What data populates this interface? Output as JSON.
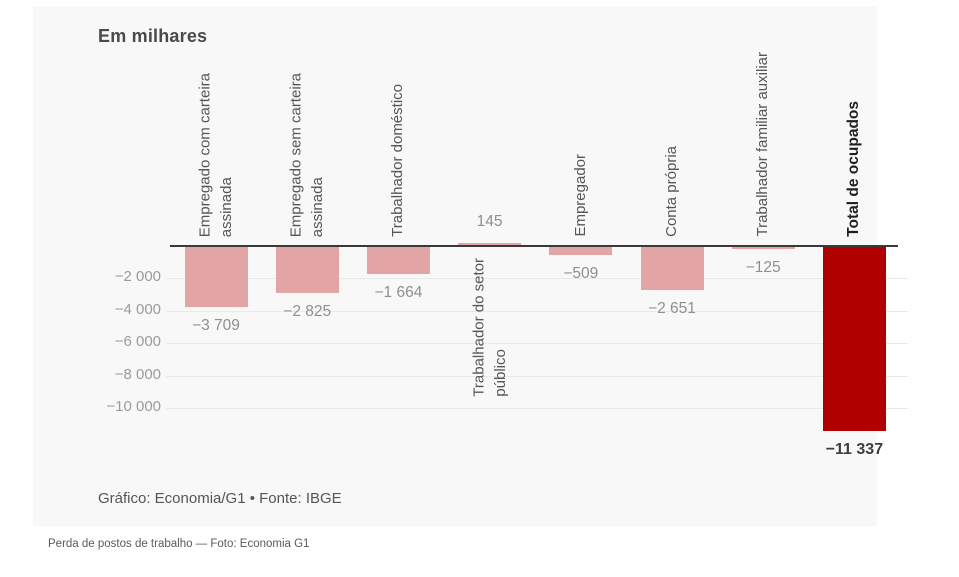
{
  "footer": {
    "credit": "Gráfico: Economia/G1 • Fonte: IBGE"
  },
  "caption": {
    "text": "Perda de postos de trabalho — Foto: Economia G1"
  },
  "chart_data": {
    "type": "bar",
    "title": "Em milhares",
    "xlabel": "",
    "ylabel": "",
    "unit": "milhares",
    "ylim": [
      -11800,
      600
    ],
    "grid": true,
    "legend": "none",
    "yticks": [
      -2000,
      -4000,
      -6000,
      -8000,
      -10000
    ],
    "ytick_labels": [
      "−2 000",
      "−4 000",
      "−6 000",
      "−8 000",
      "−10 000"
    ],
    "categories": [
      "Empregado com carteira assinada",
      "Empregado sem carteira assinada",
      "Trabalhador doméstico",
      "Trabalhador do setor público",
      "Empregador",
      "Conta própria",
      "Trabalhador familiar auxiliar",
      "Total de ocupados"
    ],
    "values": [
      -3709,
      -2825,
      -1664,
      145,
      -509,
      -2651,
      -125,
      -11337
    ],
    "bars": [
      {
        "category": "Empregado com carteira assinada",
        "label_lines": "Empregado com carteira\nassinada",
        "value": -3709,
        "value_label": "−3 709",
        "color": "#e2a4a4",
        "emphasis": false
      },
      {
        "category": "Empregado sem carteira assinada",
        "label_lines": "Empregado sem carteira\nassinada",
        "value": -2825,
        "value_label": "−2 825",
        "color": "#e2a4a4",
        "emphasis": false
      },
      {
        "category": "Trabalhador doméstico",
        "label_lines": "Trabalhador doméstico",
        "value": -1664,
        "value_label": "−1 664",
        "color": "#e2a4a4",
        "emphasis": false
      },
      {
        "category": "Trabalhador do setor público",
        "label_lines": "Trabalhador do setor\npúblico",
        "value": 145,
        "value_label": "145",
        "color": "#e2a4a4",
        "emphasis": false
      },
      {
        "category": "Empregador",
        "label_lines": "Empregador",
        "value": -509,
        "value_label": "−509",
        "color": "#e2a4a4",
        "emphasis": false
      },
      {
        "category": "Conta própria",
        "label_lines": "Conta própria",
        "value": -2651,
        "value_label": "−2 651",
        "color": "#e2a4a4",
        "emphasis": false
      },
      {
        "category": "Trabalhador familiar auxiliar",
        "label_lines": "Trabalhador familiar auxiliar",
        "value": -125,
        "value_label": "−125",
        "color": "#e2a4a4",
        "emphasis": false
      },
      {
        "category": "Total de ocupados",
        "label_lines": "Total de ocupados",
        "value": -11337,
        "value_label": "−11 337",
        "color": "#b00000",
        "emphasis": true
      }
    ],
    "colors": {
      "bar": "#e2a4a4",
      "total_bar": "#b00000",
      "axis": "#3a3a3a",
      "grid": "#e9e9e9"
    }
  }
}
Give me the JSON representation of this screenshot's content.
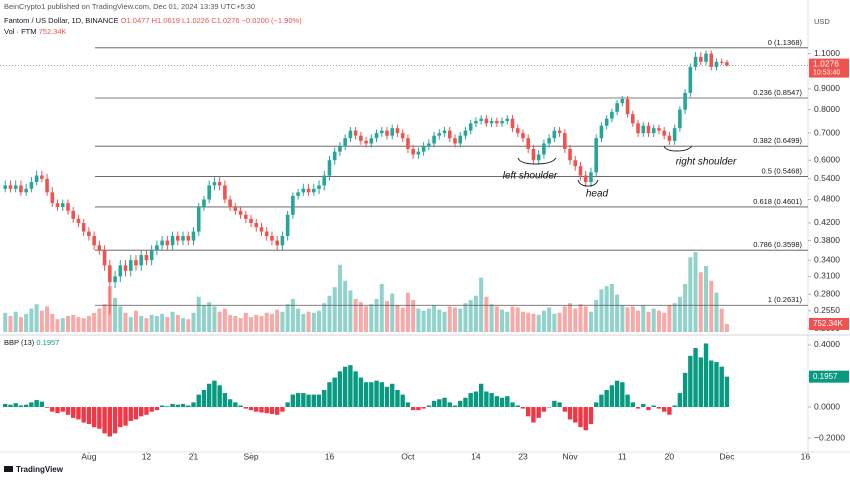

════════════════

Goal of the exercise
The listing above must be printed again exactly, minus its pictures.

Correct result
What data populates this interface? Output as JSON.
{
  "footer": {
    "credit": "Gráfico: Economia/G1 • Fonte: IBGE"
  },
  "caption": {
    "text": "Perda de postos de trabalho — Foto: Economia G1"
  },
  "chart_data": {
    "type": "bar",
    "title": "Em milhares",
    "xlabel": "",
    "ylabel": "",
    "unit": "milhares",
    "ylim": [
      -11800,
      600
    ],
    "grid": true,
    "legend": "none",
    "yticks": [
      -2000,
      -4000,
      -6000,
      -8000,
      -10000
    ],
    "ytick_labels": [
      "−2 000",
      "−4 000",
      "−6 000",
      "−8 000",
      "−10 000"
    ],
    "categories": [
      "Empregado com carteira assinada",
      "Empregado sem carteira assinada",
      "Trabalhador doméstico",
      "Trabalhador do setor público",
      "Empregador",
      "Conta própria",
      "Trabalhador familiar auxiliar",
      "Total de ocupados"
    ],
    "values": [
      -3709,
      -2825,
      -1664,
      145,
      -509,
      -2651,
      -125,
      -11337
    ],
    "bars": [
      {
        "category": "Empregado com carteira assinada",
        "label_lines": "Empregado com carteira\nassinada",
        "value": -3709,
        "value_label": "−3 709",
        "color": "#e2a4a4",
        "emphasis": false
      },
      {
        "category": "Empregado sem carteira assinada",
        "label_lines": "Empregado sem carteira\nassinada",
        "value": -2825,
        "value_label": "−2 825",
        "color": "#e2a4a4",
        "emphasis": false
      },
      {
        "category": "Trabalhador doméstico",
        "label_lines": "Trabalhador doméstico",
        "value": -1664,
        "value_label": "−1 664",
        "color": "#e2a4a4",
        "emphasis": false
      },
      {
        "category": "Trabalhador do setor público",
        "label_lines": "Trabalhador do setor\npúblico",
        "value": 145,
        "value_label": "145",
        "color": "#e2a4a4",
        "emphasis": false
      },
      {
        "category": "Empregador",
        "label_lines": "Empregador",
        "value": -509,
        "value_label": "−509",
        "color": "#e2a4a4",
        "emphasis": false
      },
      {
        "category": "Conta própria",
        "label_lines": "Conta própria",
        "value": -2651,
        "value_label": "−2 651",
        "color": "#e2a4a4",
        "emphasis": false
      },
      {
        "category": "Trabalhador familiar auxiliar",
        "label_lines": "Trabalhador familiar auxiliar",
        "value": -125,
        "value_label": "−125",
        "color": "#e2a4a4",
        "emphasis": false
      },
      {
        "category": "Total de ocupados",
        "label_lines": "Total de ocupados",
        "value": -11337,
        "value_label": "−11 337",
        "color": "#b00000",
        "emphasis": true
      }
    ],
    "colors": {
      "bar": "#e2a4a4",
      "total_bar": "#b00000",
      "axis": "#3a3a3a",
      "grid": "#e9e9e9"
    }
  }
}
Give me the JSON representation of this screenshot's content.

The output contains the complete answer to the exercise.